◆ Problem to work on:
Continue the passage on transferring and exchanging debt securities from the point where it stops, ignoring the data that follows it.

::: Document segment

A holder may transfer debt securities by presenting the endorsed security at the office of a security registrar or transfer agent we designate. The holder will not be charged for any exchange or registration of transfer, but we may require payment to cover any tax or other governmental charge in connection with the transaction. We have appointed the trustee under the Indenture as security registrar. A prospectus supplement will name any transfer agent we designate for any debt securities if different from the security registrar. We may designate additional transfer agents or rescind the designation of any transfer agent or approve a change in the office through which any transfer agent acts at any time, except that we will maintain a transfer agent in each place of payment for debt securities.
If the debt securities of any series and/or specified tenor are to be redeemed, we will not be required to do any of the following:

issue, register the transfer of, or exchange any debt securities of that series and/or tenor beginning 15 days before the day of mailing of a notice of redemption of any such debt security that may be selected for redemption and ending at the close of business on the day of the mailing; or

register the transfer of or exchange any debt security selected for redemption, except for the unredeemed portion of a debt security that is being redeemed in part.

::::::
::: Recorded data

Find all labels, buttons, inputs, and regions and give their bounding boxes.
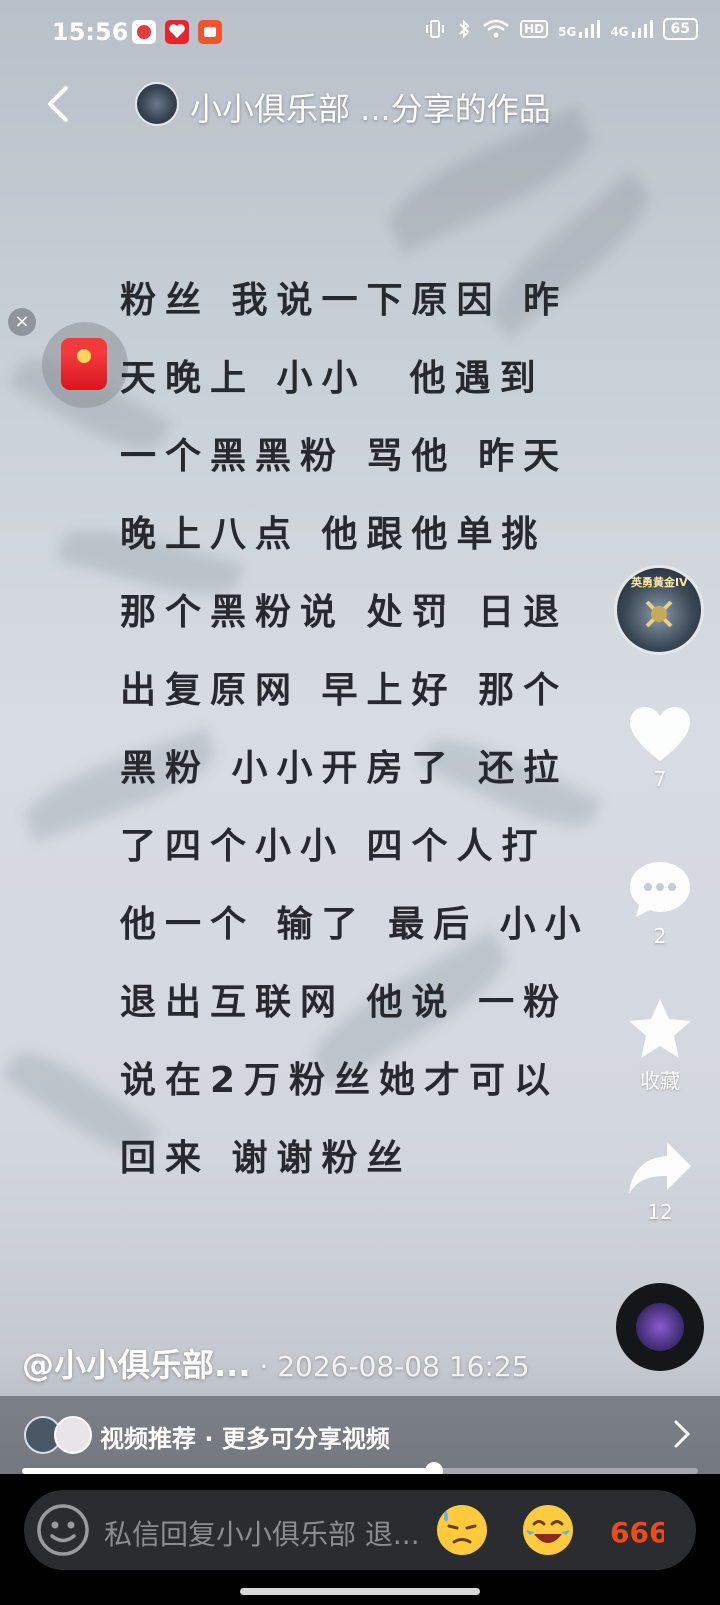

::::::

◆ Final result:
Payment and Paying Agents
Unless otherwise indicated in the applicable prospectus supplement, we will pay interest on a debt security on any interest payment date to the person in whose name the debt security is registered on the regular record date for such interest payment date.
Unless otherwise indicated in the applicable prospectus supplement, the principal, premium, and interest on the debt securities of a particular series will be payable at the office of the paying agents that we may designate. However, we may pay any interest by check mailed to the address, as it appears in the security register, of the person entitled to that interest. Also, unless otherwise indicated in the applicable prospectus supplement, the corporate trust office of the trustee will be our sole paying agent for payments with respect to debt securities of each series. Any other paying agent that we initially designate for the debt securities of a particular series will be named in the applicable prospectus supplement. We may at any time designate additional paying agents or rescind the designation of any paying agent or approve a change in the office through which any paying agent acts, except that we will maintain a paying agent in each place of payment for the debt securities of a particular series.
All money that we pay to a paying agent for the payment of the principal, premium, or interest on any debt security that remains unclaimed at the end of two years after the principal, premium, or interest has become due and payable will be repaid to us, and the holder of the debt security may look only to us for payment.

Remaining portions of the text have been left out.